THE TASK. Report the total number of lines that include the string "routine", without any other text.

SUPPLIED DATA.
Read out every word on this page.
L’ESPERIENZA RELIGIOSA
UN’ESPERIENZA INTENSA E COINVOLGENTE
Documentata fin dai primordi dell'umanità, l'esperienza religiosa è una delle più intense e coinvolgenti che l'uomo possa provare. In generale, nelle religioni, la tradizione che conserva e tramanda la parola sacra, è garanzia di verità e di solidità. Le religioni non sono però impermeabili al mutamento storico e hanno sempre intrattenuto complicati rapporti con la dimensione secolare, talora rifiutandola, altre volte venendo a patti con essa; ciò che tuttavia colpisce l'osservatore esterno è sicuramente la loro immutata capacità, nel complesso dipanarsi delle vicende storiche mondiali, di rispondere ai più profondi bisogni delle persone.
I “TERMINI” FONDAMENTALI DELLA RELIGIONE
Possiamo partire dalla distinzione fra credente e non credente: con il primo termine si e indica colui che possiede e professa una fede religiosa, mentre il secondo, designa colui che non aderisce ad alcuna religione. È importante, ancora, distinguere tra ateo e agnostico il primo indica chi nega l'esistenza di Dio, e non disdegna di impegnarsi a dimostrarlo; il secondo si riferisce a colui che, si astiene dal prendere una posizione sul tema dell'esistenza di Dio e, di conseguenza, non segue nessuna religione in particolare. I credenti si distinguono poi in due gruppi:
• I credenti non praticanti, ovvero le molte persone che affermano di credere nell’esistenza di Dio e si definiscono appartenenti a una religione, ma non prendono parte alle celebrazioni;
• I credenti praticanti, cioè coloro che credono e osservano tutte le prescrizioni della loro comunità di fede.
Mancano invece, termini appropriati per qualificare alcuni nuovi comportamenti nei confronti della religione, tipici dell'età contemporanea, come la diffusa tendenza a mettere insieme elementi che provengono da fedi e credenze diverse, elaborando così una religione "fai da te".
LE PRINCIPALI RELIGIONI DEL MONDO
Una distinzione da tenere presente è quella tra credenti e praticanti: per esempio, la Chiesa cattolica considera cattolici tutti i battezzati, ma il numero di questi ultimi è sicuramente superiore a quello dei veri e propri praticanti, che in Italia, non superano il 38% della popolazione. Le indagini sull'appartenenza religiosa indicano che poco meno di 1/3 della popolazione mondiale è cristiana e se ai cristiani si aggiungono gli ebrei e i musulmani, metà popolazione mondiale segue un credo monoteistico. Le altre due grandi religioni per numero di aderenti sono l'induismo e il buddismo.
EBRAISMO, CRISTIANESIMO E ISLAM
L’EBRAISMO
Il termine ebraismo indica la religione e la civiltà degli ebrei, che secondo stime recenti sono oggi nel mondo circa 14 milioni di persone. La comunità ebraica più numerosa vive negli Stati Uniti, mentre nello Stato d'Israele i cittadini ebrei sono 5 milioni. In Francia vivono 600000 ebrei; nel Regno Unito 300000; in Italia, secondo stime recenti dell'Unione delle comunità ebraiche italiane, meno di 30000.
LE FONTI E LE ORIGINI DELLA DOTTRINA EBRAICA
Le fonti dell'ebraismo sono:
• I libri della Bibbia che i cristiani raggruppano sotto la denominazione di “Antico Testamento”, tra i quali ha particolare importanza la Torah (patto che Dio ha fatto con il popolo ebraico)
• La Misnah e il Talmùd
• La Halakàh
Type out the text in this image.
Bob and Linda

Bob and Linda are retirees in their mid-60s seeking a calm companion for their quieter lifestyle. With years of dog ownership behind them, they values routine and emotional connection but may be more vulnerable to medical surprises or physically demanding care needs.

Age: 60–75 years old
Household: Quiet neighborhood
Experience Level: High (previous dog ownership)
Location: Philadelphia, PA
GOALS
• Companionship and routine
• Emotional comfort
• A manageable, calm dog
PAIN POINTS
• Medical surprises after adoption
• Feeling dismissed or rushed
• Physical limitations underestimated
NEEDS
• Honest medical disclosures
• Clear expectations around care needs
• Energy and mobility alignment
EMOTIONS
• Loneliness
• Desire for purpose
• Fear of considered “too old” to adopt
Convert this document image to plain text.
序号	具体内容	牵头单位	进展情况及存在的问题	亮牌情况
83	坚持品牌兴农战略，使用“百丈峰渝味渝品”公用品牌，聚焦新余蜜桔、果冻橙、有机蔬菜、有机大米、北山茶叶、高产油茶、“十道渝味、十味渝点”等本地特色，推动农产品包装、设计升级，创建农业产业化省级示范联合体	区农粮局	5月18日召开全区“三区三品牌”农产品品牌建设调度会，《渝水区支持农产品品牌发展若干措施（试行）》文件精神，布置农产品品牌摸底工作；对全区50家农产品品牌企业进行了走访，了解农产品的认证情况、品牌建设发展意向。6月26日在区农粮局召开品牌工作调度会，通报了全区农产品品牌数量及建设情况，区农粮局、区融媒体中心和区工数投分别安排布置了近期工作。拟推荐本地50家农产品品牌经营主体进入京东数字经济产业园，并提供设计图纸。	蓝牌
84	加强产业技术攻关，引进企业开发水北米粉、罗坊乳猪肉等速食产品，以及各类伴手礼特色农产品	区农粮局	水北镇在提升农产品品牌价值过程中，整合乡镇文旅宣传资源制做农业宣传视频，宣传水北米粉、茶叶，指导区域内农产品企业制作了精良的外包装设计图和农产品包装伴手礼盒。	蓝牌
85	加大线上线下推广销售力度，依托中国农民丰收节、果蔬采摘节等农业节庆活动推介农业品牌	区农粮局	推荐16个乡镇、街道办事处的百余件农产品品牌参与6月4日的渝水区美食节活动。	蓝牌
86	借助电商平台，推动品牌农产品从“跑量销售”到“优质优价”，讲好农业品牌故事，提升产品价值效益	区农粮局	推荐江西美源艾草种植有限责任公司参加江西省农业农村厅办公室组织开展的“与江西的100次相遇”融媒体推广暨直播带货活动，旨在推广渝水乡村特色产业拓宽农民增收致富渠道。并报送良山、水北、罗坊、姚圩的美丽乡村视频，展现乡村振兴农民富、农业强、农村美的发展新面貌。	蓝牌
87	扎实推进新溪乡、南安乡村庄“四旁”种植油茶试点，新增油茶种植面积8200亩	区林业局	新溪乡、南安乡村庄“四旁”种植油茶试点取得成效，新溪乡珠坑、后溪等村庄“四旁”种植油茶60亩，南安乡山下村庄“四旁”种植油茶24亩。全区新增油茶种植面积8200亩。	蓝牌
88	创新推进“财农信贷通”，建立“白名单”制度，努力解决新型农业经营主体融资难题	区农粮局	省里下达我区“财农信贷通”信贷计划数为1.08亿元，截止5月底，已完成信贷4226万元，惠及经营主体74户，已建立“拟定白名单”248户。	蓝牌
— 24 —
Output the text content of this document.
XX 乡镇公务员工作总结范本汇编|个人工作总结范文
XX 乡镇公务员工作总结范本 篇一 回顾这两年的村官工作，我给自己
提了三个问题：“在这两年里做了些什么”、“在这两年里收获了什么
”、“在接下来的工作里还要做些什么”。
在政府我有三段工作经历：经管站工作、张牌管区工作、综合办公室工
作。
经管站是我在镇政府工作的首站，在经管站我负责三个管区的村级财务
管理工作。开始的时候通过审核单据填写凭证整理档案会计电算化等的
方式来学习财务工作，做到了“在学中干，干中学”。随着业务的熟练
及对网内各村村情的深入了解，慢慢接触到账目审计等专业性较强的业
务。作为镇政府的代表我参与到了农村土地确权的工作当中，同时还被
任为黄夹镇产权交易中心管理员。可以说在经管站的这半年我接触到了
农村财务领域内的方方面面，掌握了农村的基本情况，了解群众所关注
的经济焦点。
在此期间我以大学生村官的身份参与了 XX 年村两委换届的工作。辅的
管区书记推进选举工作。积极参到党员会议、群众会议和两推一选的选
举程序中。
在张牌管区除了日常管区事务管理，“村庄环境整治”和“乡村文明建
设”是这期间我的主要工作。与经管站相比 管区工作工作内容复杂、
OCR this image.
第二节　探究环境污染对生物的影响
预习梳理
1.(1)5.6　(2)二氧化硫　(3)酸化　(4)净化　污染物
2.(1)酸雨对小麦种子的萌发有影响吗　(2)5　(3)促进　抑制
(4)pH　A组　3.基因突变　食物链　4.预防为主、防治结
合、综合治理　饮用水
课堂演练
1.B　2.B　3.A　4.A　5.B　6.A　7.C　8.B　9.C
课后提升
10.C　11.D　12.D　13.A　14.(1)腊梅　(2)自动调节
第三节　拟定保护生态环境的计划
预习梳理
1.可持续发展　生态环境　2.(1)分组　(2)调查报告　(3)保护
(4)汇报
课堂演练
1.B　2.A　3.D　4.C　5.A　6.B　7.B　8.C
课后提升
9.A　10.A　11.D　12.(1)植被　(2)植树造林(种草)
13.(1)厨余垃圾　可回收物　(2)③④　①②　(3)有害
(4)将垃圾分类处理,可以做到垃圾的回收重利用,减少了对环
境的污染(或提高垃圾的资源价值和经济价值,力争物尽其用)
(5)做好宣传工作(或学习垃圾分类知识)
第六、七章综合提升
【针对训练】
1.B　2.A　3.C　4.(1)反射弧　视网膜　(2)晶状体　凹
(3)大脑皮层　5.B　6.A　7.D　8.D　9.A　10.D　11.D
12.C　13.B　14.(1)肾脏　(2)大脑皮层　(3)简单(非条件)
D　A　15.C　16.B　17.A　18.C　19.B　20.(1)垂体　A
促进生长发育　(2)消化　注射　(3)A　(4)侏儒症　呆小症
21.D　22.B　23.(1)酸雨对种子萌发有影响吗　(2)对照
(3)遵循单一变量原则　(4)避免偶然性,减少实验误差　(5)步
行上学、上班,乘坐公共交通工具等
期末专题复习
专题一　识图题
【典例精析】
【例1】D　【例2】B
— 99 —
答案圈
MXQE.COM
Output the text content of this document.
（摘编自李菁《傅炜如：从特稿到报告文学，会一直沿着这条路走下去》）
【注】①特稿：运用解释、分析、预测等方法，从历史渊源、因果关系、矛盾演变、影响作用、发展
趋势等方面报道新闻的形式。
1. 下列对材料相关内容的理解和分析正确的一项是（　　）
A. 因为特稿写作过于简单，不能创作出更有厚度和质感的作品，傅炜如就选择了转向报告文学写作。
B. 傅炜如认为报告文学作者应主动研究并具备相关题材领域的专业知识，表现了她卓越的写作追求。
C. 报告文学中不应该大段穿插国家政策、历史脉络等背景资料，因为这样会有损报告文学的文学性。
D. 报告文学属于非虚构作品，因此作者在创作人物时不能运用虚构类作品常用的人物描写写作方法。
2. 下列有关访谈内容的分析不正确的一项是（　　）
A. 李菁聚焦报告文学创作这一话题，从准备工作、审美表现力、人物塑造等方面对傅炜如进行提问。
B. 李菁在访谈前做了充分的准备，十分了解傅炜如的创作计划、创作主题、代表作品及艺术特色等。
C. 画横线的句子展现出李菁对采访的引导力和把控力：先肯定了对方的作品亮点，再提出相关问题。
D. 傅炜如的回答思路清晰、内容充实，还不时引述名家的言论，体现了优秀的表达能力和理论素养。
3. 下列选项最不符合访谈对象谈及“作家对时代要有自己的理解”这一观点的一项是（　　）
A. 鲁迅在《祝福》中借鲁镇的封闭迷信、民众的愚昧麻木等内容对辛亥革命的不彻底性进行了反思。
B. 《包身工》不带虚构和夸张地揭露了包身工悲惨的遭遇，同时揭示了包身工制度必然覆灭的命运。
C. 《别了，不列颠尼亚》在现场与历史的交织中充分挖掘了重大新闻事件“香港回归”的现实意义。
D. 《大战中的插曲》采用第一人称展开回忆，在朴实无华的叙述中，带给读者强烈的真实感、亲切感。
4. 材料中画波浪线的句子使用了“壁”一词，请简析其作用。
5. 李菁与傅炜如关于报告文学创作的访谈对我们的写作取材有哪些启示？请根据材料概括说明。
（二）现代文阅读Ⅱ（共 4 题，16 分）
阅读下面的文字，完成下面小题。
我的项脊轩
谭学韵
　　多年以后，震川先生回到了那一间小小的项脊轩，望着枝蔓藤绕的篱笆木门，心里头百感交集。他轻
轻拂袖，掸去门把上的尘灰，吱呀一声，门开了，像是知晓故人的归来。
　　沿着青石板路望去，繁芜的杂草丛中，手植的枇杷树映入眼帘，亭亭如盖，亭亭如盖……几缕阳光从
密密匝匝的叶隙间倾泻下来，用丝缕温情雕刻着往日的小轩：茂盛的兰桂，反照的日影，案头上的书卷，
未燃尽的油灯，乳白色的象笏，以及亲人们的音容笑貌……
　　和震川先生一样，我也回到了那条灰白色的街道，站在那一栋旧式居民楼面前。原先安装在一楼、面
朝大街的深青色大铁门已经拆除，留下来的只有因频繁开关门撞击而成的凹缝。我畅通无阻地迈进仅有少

RESULT FOR THIS EXERCISE. 2